→ **Written request**
Your reply should be one number: the count of lines holding the word "Peak".

→ **Record excerpts**
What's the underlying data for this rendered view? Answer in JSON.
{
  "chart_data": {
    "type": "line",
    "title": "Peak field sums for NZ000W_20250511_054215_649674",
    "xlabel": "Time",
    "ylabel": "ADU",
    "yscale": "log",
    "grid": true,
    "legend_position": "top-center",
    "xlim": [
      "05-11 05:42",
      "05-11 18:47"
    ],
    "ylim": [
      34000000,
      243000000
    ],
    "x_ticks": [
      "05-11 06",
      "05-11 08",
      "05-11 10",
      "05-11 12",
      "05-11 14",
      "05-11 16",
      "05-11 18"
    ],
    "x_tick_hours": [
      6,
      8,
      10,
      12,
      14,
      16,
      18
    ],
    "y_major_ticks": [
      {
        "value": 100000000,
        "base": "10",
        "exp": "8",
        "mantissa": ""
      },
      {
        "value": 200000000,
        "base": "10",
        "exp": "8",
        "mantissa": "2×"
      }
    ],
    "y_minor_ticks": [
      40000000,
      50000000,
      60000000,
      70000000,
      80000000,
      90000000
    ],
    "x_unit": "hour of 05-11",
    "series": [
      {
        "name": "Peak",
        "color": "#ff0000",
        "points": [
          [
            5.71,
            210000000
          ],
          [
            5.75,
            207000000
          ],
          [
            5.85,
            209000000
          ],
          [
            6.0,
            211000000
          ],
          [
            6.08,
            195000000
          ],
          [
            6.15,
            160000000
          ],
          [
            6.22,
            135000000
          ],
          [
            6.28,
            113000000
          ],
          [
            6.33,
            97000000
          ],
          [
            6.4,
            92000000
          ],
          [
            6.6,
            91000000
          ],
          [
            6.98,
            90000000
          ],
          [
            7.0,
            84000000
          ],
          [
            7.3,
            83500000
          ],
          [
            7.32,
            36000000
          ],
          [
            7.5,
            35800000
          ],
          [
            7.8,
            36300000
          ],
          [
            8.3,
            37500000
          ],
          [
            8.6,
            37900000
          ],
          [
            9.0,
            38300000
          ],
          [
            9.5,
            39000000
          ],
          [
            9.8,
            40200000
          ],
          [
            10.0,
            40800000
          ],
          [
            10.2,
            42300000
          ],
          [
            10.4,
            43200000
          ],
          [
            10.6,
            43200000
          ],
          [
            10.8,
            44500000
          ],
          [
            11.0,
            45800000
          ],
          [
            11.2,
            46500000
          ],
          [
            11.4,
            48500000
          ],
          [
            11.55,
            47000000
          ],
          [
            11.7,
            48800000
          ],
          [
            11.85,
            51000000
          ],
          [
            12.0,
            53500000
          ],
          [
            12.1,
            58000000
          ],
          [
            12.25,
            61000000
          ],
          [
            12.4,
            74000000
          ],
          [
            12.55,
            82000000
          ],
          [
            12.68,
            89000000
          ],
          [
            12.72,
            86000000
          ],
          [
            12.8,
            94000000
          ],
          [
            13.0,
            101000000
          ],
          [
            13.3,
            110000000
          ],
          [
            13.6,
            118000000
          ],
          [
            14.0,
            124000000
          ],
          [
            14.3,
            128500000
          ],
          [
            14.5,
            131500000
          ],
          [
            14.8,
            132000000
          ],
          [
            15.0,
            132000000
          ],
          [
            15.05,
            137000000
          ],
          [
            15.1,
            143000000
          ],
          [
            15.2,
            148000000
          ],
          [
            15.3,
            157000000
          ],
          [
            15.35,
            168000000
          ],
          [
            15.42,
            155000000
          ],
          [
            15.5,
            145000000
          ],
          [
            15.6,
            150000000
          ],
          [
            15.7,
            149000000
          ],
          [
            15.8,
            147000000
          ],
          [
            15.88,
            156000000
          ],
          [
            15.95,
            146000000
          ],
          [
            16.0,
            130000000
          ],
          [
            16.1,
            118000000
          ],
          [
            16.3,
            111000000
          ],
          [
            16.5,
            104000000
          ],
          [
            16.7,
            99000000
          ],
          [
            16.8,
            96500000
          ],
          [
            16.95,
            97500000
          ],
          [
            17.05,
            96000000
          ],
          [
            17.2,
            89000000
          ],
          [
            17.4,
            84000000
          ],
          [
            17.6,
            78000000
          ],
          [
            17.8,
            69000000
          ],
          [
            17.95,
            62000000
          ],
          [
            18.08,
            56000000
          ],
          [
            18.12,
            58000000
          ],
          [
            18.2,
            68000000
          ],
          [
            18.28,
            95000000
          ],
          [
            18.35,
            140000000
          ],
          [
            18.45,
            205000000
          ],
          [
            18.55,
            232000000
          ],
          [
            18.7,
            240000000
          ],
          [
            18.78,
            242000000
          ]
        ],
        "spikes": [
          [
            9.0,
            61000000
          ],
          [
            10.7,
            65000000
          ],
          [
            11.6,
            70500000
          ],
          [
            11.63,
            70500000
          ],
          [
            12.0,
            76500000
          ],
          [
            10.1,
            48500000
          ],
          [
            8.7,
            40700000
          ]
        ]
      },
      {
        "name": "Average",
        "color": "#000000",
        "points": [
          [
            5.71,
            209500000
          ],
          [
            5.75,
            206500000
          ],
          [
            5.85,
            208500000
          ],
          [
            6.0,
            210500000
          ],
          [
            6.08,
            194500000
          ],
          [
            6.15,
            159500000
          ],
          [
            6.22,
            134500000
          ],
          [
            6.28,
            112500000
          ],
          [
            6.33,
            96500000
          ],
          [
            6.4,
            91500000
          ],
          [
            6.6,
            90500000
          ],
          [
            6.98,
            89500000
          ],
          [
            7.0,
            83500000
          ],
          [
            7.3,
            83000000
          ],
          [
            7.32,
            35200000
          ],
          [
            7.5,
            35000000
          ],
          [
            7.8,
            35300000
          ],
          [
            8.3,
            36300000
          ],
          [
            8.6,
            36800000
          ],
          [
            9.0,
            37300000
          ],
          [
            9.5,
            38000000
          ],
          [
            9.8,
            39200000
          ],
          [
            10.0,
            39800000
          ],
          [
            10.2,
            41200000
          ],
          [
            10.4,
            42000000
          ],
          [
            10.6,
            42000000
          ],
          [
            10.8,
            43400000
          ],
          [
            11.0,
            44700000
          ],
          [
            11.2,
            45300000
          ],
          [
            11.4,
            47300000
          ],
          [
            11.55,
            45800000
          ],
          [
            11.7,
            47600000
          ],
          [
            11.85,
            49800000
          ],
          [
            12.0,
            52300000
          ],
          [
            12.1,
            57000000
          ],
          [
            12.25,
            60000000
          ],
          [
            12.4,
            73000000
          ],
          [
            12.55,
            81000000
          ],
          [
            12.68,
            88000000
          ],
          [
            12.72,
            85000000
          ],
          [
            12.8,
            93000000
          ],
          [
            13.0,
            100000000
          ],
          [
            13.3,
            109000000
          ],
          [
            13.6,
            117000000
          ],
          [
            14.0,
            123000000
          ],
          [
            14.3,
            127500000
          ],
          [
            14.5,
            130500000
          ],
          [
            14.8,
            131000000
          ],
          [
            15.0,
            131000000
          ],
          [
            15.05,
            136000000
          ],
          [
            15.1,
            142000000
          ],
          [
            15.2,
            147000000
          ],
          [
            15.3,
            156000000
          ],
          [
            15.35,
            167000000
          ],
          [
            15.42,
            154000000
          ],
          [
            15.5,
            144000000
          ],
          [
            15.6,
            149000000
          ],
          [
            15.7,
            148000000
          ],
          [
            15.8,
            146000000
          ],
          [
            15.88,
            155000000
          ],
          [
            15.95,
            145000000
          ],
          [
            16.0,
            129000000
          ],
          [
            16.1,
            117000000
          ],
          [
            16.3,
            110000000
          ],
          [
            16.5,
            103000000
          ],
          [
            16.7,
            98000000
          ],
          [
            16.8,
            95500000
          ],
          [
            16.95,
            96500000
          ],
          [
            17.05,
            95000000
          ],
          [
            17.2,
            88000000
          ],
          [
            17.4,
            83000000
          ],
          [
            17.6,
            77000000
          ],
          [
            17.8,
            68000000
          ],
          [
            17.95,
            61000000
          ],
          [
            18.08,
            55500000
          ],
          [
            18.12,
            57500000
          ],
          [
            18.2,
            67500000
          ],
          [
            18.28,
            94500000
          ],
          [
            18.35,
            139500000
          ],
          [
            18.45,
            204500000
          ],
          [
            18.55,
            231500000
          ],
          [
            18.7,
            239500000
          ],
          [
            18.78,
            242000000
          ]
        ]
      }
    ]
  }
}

→ **Written response**
2